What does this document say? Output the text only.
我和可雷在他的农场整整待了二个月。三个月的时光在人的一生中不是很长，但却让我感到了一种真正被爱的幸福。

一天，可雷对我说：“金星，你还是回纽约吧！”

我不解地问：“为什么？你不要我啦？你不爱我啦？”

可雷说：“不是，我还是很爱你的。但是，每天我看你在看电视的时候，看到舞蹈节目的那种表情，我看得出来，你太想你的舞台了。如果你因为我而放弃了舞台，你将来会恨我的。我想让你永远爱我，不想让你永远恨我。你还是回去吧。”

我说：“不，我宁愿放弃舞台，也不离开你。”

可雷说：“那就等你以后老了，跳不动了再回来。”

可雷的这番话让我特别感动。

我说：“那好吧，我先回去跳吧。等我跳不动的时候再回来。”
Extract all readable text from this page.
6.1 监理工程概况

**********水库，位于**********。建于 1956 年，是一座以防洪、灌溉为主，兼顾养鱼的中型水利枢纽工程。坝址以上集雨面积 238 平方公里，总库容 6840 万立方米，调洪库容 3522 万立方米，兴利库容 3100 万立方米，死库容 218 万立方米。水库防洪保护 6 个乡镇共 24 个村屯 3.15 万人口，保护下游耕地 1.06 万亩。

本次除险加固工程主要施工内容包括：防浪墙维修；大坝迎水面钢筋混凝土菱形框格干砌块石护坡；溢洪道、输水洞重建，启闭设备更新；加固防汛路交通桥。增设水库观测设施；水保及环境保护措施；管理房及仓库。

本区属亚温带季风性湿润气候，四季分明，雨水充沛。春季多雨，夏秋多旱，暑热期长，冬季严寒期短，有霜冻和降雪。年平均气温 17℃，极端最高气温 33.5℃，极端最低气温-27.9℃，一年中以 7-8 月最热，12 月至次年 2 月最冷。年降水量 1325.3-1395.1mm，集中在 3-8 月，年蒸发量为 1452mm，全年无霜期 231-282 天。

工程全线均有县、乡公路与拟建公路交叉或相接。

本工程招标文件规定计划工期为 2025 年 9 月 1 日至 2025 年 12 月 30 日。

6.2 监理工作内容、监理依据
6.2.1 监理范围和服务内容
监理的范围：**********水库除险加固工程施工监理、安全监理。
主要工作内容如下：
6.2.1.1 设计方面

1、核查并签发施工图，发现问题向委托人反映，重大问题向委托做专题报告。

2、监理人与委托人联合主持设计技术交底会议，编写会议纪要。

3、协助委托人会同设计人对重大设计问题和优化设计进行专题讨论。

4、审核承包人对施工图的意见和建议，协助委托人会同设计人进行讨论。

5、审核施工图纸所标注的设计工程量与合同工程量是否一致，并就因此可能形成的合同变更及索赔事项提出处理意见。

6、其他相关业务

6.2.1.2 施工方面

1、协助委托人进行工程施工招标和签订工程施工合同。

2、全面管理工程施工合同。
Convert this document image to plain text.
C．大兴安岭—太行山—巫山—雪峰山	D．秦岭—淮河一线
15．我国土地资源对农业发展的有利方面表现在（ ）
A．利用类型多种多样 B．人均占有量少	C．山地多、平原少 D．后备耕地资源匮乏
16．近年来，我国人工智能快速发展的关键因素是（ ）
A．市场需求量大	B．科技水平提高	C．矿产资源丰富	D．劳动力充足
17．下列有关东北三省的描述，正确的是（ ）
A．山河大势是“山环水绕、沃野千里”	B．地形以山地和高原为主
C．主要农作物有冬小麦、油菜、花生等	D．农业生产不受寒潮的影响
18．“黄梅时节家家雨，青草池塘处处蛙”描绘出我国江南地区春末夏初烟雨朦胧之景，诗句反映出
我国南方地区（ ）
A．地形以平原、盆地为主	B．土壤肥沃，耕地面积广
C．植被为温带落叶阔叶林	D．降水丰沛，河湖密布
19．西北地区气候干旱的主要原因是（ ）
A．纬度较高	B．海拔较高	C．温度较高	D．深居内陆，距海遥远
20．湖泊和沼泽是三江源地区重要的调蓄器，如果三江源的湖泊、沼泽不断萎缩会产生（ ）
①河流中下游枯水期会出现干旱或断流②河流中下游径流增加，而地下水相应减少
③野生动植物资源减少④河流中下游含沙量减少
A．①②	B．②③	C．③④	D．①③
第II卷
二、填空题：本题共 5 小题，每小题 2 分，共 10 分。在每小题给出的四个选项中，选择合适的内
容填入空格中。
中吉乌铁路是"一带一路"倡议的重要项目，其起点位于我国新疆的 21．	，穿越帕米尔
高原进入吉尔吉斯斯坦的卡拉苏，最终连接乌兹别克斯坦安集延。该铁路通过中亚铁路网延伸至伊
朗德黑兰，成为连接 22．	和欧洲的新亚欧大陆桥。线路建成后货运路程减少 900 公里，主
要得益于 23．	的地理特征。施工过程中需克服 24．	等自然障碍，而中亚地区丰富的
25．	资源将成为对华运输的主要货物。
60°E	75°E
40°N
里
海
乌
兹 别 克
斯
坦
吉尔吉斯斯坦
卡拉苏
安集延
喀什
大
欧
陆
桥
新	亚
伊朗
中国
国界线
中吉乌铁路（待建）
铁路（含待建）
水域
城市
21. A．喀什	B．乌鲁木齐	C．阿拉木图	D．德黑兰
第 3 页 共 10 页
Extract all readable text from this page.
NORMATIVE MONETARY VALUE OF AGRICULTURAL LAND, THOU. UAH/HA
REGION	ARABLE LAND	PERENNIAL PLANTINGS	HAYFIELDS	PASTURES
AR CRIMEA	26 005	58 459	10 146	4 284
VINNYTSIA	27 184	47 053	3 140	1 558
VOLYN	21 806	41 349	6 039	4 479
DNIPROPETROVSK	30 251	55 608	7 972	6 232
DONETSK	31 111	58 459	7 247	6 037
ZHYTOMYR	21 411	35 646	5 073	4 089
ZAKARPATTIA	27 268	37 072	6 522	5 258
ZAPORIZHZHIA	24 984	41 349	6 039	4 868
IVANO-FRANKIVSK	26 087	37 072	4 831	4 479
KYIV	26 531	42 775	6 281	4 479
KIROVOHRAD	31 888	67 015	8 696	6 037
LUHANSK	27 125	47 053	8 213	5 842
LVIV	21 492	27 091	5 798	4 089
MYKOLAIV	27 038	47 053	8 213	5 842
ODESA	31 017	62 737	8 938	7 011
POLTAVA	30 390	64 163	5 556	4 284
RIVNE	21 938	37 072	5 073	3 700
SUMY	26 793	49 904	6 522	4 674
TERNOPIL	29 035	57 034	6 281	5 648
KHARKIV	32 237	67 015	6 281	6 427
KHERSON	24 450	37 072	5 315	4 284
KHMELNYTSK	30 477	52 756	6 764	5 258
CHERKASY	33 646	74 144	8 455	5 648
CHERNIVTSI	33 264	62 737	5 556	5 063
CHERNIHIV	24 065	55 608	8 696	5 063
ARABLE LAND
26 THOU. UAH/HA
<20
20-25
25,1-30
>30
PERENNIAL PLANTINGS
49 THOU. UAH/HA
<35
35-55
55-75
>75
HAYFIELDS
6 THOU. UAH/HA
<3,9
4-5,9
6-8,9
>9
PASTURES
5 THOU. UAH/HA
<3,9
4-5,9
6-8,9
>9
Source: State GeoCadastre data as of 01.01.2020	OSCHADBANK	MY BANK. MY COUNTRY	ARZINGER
════════════════
— The request —
All of the entries above must be quoted exactly.

— Output of the exercise —
What does this document say? Output the text only.
我和可雷在他的农场整整待了二个月。三个月的时光在人的一生中不是很长，但却让我感到了一种真正被爱的幸福。

一天，可雷对我说：“金星，你还是回纽约吧！”

我不解地问：“为什么？你不要我啦？你不爱我啦？”

可雷说：“不是，我还是很爱你的。但是，每天我看你在看电视的时候，看到舞蹈节目的那种表情，我看得出来，你太想你的舞台了。如果你因为我而放弃了舞台，你将来会恨我的。我想让你永远爱我，不想让你永远恨我。你还是回去吧。”

我说：“不，我宁愿放弃舞台，也不离开你。”

可雷说：“那就等你以后老了，跳不动了再回来。”

可雷的这番话让我特别感动。

我说：“那好吧，我先回去跳吧。等我跳不动的时候再回来。”
Extract all readable text from this page.
6.1 监理工程概况

**********水库，位于**********。建于 1956 年，是一座以防洪、灌溉为主，兼顾养鱼的中型水利枢纽工程。坝址以上集雨面积 238 平方公里，总库容 6840 万立方米，调洪库容 3522 万立方米，兴利库容 3100 万立方米，死库容 218 万立方米。水库防洪保护 6 个乡镇共 24 个村屯 3.15 万人口，保护下游耕地 1.06 万亩。

本次除险加固工程主要施工内容包括：防浪墙维修；大坝迎水面钢筋混凝土菱形框格干砌块石护坡；溢洪道、输水洞重建，启闭设备更新；加固防汛路交通桥。增设水库观测设施；水保及环境保护措施；管理房及仓库。

本区属亚温带季风性湿润气候，四季分明，雨水充沛。春季多雨，夏秋多旱，暑热期长，冬季严寒期短，有霜冻和降雪。年平均气温 17℃，极端最高气温 33.5℃，极端最低气温-27.9℃，一年中以 7-8 月最热，12 月至次年 2 月最冷。年降水量 1325.3-1395.1mm，集中在 3-8 月，年蒸发量为 1452mm，全年无霜期 231-282 天。

工程全线均有县、乡公路与拟建公路交叉或相接。

本工程招标文件规定计划工期为 2025 年 9 月 1 日至 2025 年 12 月 30 日。

6.2 监理工作内容、监理依据
6.2.1 监理范围和服务内容
监理的范围：**********水库除险加固工程施工监理、安全监理。
主要工作内容如下：
6.2.1.1 设计方面

1、核查并签发施工图，发现问题向委托人反映，重大问题向委托做专题报告。

2、监理人与委托人联合主持设计技术交底会议，编写会议纪要。

3、协助委托人会同设计人对重大设计问题和优化设计进行专题讨论。

4、审核承包人对施工图的意见和建议，协助委托人会同设计人进行讨论。

5、审核施工图纸所标注的设计工程量与合同工程量是否一致，并就因此可能形成的合同变更及索赔事项提出处理意见。

6、其他相关业务

6.2.1.2 施工方面

1、协助委托人进行工程施工招标和签订工程施工合同。

2、全面管理工程施工合同。
Convert this document image to plain text.
C．大兴安岭—太行山—巫山—雪峰山	D．秦岭—淮河一线
15．我国土地资源对农业发展的有利方面表现在（ ）
A．利用类型多种多样 B．人均占有量少	C．山地多、平原少 D．后备耕地资源匮乏
16．近年来，我国人工智能快速发展的关键因素是（ ）
A．市场需求量大	B．科技水平提高	C．矿产资源丰富	D．劳动力充足
17．下列有关东北三省的描述，正确的是（ ）
A．山河大势是“山环水绕、沃野千里”	B．地形以山地和高原为主
C．主要农作物有冬小麦、油菜、花生等	D．农业生产不受寒潮的影响
18．“黄梅时节家家雨，青草池塘处处蛙”描绘出我国江南地区春末夏初烟雨朦胧之景，诗句反映出
我国南方地区（ ）
A．地形以平原、盆地为主	B．土壤肥沃，耕地面积广
C．植被为温带落叶阔叶林	D．降水丰沛，河湖密布
19．西北地区气候干旱的主要原因是（ ）
A．纬度较高	B．海拔较高	C．温度较高	D．深居内陆，距海遥远
20．湖泊和沼泽是三江源地区重要的调蓄器，如果三江源的湖泊、沼泽不断萎缩会产生（ ）
①河流中下游枯水期会出现干旱或断流②河流中下游径流增加，而地下水相应减少
③野生动植物资源减少④河流中下游含沙量减少
A．①②	B．②③	C．③④	D．①③
第II卷
二、填空题：本题共 5 小题，每小题 2 分，共 10 分。在每小题给出的四个选项中，选择合适的内
容填入空格中。
中吉乌铁路是"一带一路"倡议的重要项目，其起点位于我国新疆的 21．	，穿越帕米尔
高原进入吉尔吉斯斯坦的卡拉苏，最终连接乌兹别克斯坦安集延。该铁路通过中亚铁路网延伸至伊
朗德黑兰，成为连接 22．	和欧洲的新亚欧大陆桥。线路建成后货运路程减少 900 公里，主
要得益于 23．	的地理特征。施工过程中需克服 24．	等自然障碍，而中亚地区丰富的
25．	资源将成为对华运输的主要货物。
60°E	75°E
40°N
里
海
乌
兹 别 克
斯
坦
吉尔吉斯斯坦
卡拉苏
安集延
喀什
大
欧
陆
桥
新	亚
伊朗
中国
国界线
中吉乌铁路（待建）
铁路（含待建）
水域
城市
21. A．喀什	B．乌鲁木齐	C．阿拉木图	D．德黑兰
第 3 页 共 10 页
Extract all readable text from this page.
NORMATIVE MONETARY VALUE OF AGRICULTURAL LAND, THOU. UAH/HA
REGION	ARABLE LAND	PERENNIAL PLANTINGS	HAYFIELDS	PASTURES
AR CRIMEA	26 005	58 459	10 146	4 284
VINNYTSIA	27 184	47 053	3 140	1 558
VOLYN	21 806	41 349	6 039	4 479
DNIPROPETROVSK	30 251	55 608	7 972	6 232
DONETSK	31 111	58 459	7 247	6 037
ZHYTOMYR	21 411	35 646	5 073	4 089
ZAKARPATTIA	27 268	37 072	6 522	5 258
ZAPORIZHZHIA	24 984	41 349	6 039	4 868
IVANO-FRANKIVSK	26 087	37 072	4 831	4 479
KYIV	26 531	42 775	6 281	4 479
KIROVOHRAD	31 888	67 015	8 696	6 037
LUHANSK	27 125	47 053	8 213	5 842
LVIV	21 492	27 091	5 798	4 089
MYKOLAIV	27 038	47 053	8 213	5 842
ODESA	31 017	62 737	8 938	7 011
POLTAVA	30 390	64 163	5 556	4 284
RIVNE	21 938	37 072	5 073	3 700
SUMY	26 793	49 904	6 522	4 674
TERNOPIL	29 035	57 034	6 281	5 648
KHARKIV	32 237	67 015	6 281	6 427
KHERSON	24 450	37 072	5 315	4 284
KHMELNYTSK	30 477	52 756	6 764	5 258
CHERKASY	33 646	74 144	8 455	5 648
CHERNIVTSI	33 264	62 737	5 556	5 063
CHERNIHIV	24 065	55 608	8 696	5 063
ARABLE LAND
26 THOU. UAH/HA
<20
20-25
25,1-30
>30
PERENNIAL PLANTINGS
49 THOU. UAH/HA
<35
35-55
55-75
>75
HAYFIELDS
6 THOU. UAH/HA
<3,9
4-5,9
6-8,9
>9
PASTURES
5 THOU. UAH/HA
<3,9
4-5,9
6-8,9
>9
Source: State GeoCadastre data as of 01.01.2020	OSCHADBANK	MY BANK. MY COUNTRY	ARZINGER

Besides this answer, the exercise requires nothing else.